SHORT PROBLEM A:
Write out the Havana chapter word for word from "CHAPTER VII." to "Cosmetics. — Sea-Bathing.".
SHORT PROBLEM B:
Answer these questions from the Havana chapter:
(i) What has Havana long been reckoned to be?
(ii) What crowns the hill behind the Moro?
(iii) What battery stands on the shore opposite the Moro?
SHORT PROBLEM C:
Say whether each statement agrees with the Havana chapter, quoting the words that decide it:
(i) Moro Castle has a lighthouse.
(ii) The fortifications fly the flag of France.
(iii) The harbor has a wide entrance.

EXTRACT:
——

CHAPTER VII.
City of Havana. — First Impressions. — The Harbor. — Institutions. — Lack of Educational Facilities. — Cuban Women. — Street Etiquette. — Architecture. — Domestic Arrangements. — Barred Windows and Bullet-Proof Doors. — Public Vehicles. — Uncleanliness of the Streets. — Spanish or African! — The Church Bells. — Home-Keeping Habits of Ladies. — Their Patriotism. — Personal Characteristics. — Low Ebb of Social Life. — Priestcraft. — Female Virtue. — Domestic Ties. — A Festive Population. — Cosmetics. — Sea-Bathing.
Havana is a thoroughly representative city,—Cuban and nothing else. Its history embraces in no small degree that of all the island, being the centre of its talent, wealth, and population. It has long been reckoned the eighth commercial capital of the world. Moro Castle, with its Dahlgren guns peeping out through the yellow stones, and its tall sentinel lighthouse, stands guard over the narrow entrance of the harbor; the battery of La Punta on the opposite shore answering to the Moro. There are also the long range of cannon and barracks on the city side, and the massive fortress of the Cabanas crowning the hill behind the Moro. All these are decorated with the red and yellow flag of Spain,—the banner of blood and gold. So many and strong fortifications show how important the home government regard the place.

——

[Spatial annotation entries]
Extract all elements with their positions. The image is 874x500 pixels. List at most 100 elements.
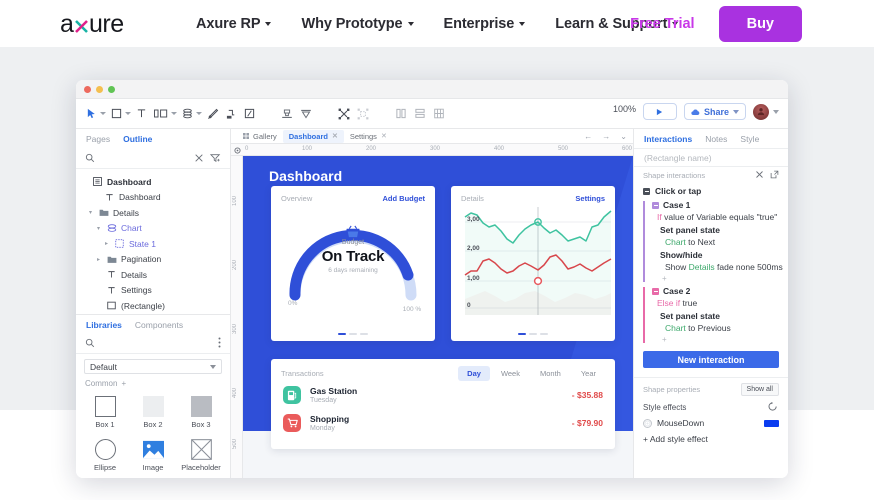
collapse-all-icon[interactable] (194, 150, 204, 168)
tree-arrow[interactable]: ▸ (103, 240, 110, 247)
ruler-origin-icon[interactable] (231, 144, 243, 156)
case-header[interactable]: Case 1 (652, 199, 788, 211)
tree-arrow[interactable]: ▸ (95, 256, 102, 263)
segment-year[interactable]: Year (572, 366, 605, 381)
tree-node-dashboard-text[interactable]: Dashboard (76, 190, 230, 206)
action-detail[interactable]: Chart to Previous (652, 322, 788, 334)
repeater-tool-icon[interactable] (182, 108, 193, 119)
distribute-tool-icon[interactable] (300, 108, 312, 120)
canvas-tab-gallery[interactable]: Gallery (237, 130, 283, 143)
filter-icon[interactable] (209, 150, 221, 168)
close-icon[interactable]: ✕ (332, 132, 338, 140)
pen-tool-icon[interactable] (207, 108, 219, 120)
new-interaction-button[interactable]: New interaction (643, 351, 779, 368)
tab-outline[interactable]: Outline (123, 134, 152, 144)
pager-dot[interactable] (529, 332, 537, 335)
reset-style-icon[interactable] (768, 402, 779, 413)
tab-pages[interactable]: Pages (86, 134, 110, 144)
action-detail[interactable]: Show Details fade none 500ms (652, 261, 788, 273)
transactions-card[interactable]: Transactions Day Week Month Year Gas Sta… (271, 359, 615, 449)
buy-button[interactable]: Buy (718, 5, 802, 42)
user-menu[interactable] (753, 103, 779, 120)
forward-icon[interactable]: → (602, 132, 610, 141)
pointer-tool-caret-icon[interactable] (100, 112, 106, 115)
canvas-tab-dashboard[interactable]: Dashboard ✕ (282, 129, 344, 143)
library-widget-box-1[interactable]: Box 1 (82, 392, 128, 433)
library-widget-image[interactable]: Image (130, 435, 176, 476)
segment-day[interactable]: Day (458, 366, 490, 381)
library-group-header[interactable]: Common + (76, 374, 230, 390)
nav-item-why-prototype[interactable]: Why Prototype (301, 16, 414, 32)
collapse-toggle-icon[interactable] (643, 187, 650, 195)
segment-week[interactable]: Week (492, 366, 529, 381)
repeater-caret-icon[interactable] (196, 112, 202, 115)
pager-dot[interactable] (338, 332, 346, 335)
mousedown-style-row[interactable]: MouseDown (634, 413, 788, 428)
pager-dot[interactable] (349, 332, 357, 335)
back-icon[interactable]: ← (584, 132, 592, 141)
action-name[interactable]: Set panel state (652, 309, 788, 322)
library-widget-box-2[interactable]: Box 2 (130, 392, 176, 433)
pointer-tool-icon[interactable] (86, 108, 97, 119)
transaction-row[interactable]: Shopping Monday - $79.90 (271, 409, 615, 437)
case-condition[interactable]: If value of Variable equals "true" (652, 211, 788, 223)
event-click-or-tap[interactable]: Click or tap (634, 184, 788, 198)
collapse-all-icon[interactable] (755, 170, 764, 181)
library-widget-ellipse[interactable]: Ellipse (82, 435, 128, 476)
text-tool-icon[interactable] (136, 108, 147, 119)
close-icon[interactable]: ✕ (381, 132, 387, 140)
vertical-ruler[interactable]: 100 200 300 400 500 (231, 156, 243, 478)
search-icon[interactable] (85, 335, 95, 353)
show-all-button[interactable]: Show all (740, 383, 779, 396)
tree-node-settings-text[interactable]: Settings (76, 283, 230, 299)
horizontal-ruler[interactable]: 0 100 200 300 400 500 600 (231, 144, 633, 156)
tab-interactions[interactable]: Interactions (644, 134, 692, 144)
group-tool-icon[interactable] (338, 108, 350, 120)
connector-tool-icon[interactable] (226, 108, 237, 120)
mousedown-color-swatch[interactable] (764, 419, 779, 427)
pager-dot[interactable] (360, 332, 368, 335)
pager-dot[interactable] (540, 332, 548, 335)
window-maximize-icon[interactable] (108, 85, 115, 93)
dynamic-panel-caret-icon[interactable] (171, 112, 177, 115)
ungroup-tool-icon[interactable] (357, 108, 369, 120)
shape-name-input[interactable]: (Rectangle name) (634, 149, 788, 167)
nav-item-axure-rp[interactable]: Axure RP (196, 16, 272, 32)
open-external-icon[interactable] (770, 170, 779, 181)
action-name[interactable]: Show/hide (652, 248, 788, 261)
details-pager[interactable] (451, 332, 615, 335)
add-action-icon[interactable]: + (652, 334, 788, 345)
collapse-toggle-icon[interactable] (652, 287, 659, 295)
layout-columns-icon[interactable] (395, 108, 407, 119)
share-button[interactable]: Share (683, 103, 746, 120)
case-condition[interactable]: Else if true (652, 297, 788, 309)
overview-card[interactable]: Overview Add Budget Budget On Track 6 da… (271, 186, 435, 341)
more-options-icon[interactable] (218, 335, 221, 353)
pager-dot[interactable] (518, 332, 526, 335)
window-close-icon[interactable] (84, 85, 91, 93)
tree-node-details-text[interactable]: Details (76, 267, 230, 283)
free-trial-link[interactable]: Free Trial (630, 16, 694, 32)
align-tool-icon[interactable] (281, 108, 293, 120)
tree-node-pagination[interactable]: ▸ Pagination (76, 252, 230, 268)
add-budget-link[interactable]: Add Budget (383, 194, 426, 203)
tab-style[interactable]: Style (740, 134, 759, 144)
rectangle-tool-icon[interactable] (111, 108, 122, 119)
dynamic-panel-tool-icon[interactable] (154, 108, 168, 119)
library-select[interactable]: Default (84, 359, 222, 374)
chevron-down-icon[interactable]: ⌄ (620, 132, 627, 141)
collapse-toggle-icon[interactable] (652, 201, 659, 209)
tree-node-dashboard-page[interactable]: Dashboard (76, 174, 230, 190)
axure-logo[interactable]: a ure (60, 9, 138, 39)
tree-arrow[interactable]: ▾ (95, 225, 102, 232)
tree-node-state-1[interactable]: ▸ State 1 (76, 236, 230, 252)
segment-month[interactable]: Month (531, 366, 570, 381)
tree-node-rectangle[interactable]: (Rectangle) (76, 298, 230, 314)
rectangle-tool-caret-icon[interactable] (125, 112, 131, 115)
library-widget-placeholder[interactable]: Placeholder (178, 435, 224, 476)
overview-pager[interactable] (271, 332, 435, 335)
transaction-row[interactable]: Gas Station Tuesday - $35.88 (271, 381, 615, 409)
design-canvas[interactable]: Dashboard Overview Add Budget Budget On … (243, 156, 633, 478)
details-card[interactable]: Details Settings 3,00 2,00 1,00 0 (451, 186, 615, 341)
layout-rows-icon[interactable] (414, 108, 426, 119)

——

SOLUTION A:
CHAPTER VII.
City of Havana. — First Impressions. — The Harbor. — Institutions. — Lack of Educational Facilities. — Cuban Women. — Street Etiquette. — Architecture. — Domestic Arrangements. — Barred Windows and Bullet-Proof Doors. — Public Vehicles. — Uncleanliness of the Streets. — Spanish or African! — The Church Bells. — Home-Keeping Habits of Ladies. — Their Patriotism. — Personal Characteristics. — Low Ebb of Social Life. — Priestcraft. — Female Virtue. — Domestic Ties. — A Festive Population. — Cosmetics. — Sea-Bathing.

SOLUTION B:
(i) The eighth commercial capital of the world.
(ii) The massive fortress of the Cabanas.
(iii) The battery of La Punta.

SOLUTION C:
(i) Yes: "its tall sentinel lighthouse"
(ii) No: "decorated with the red and yellow flag of Spain"
(iii) No: "the narrow entrance of the harbor"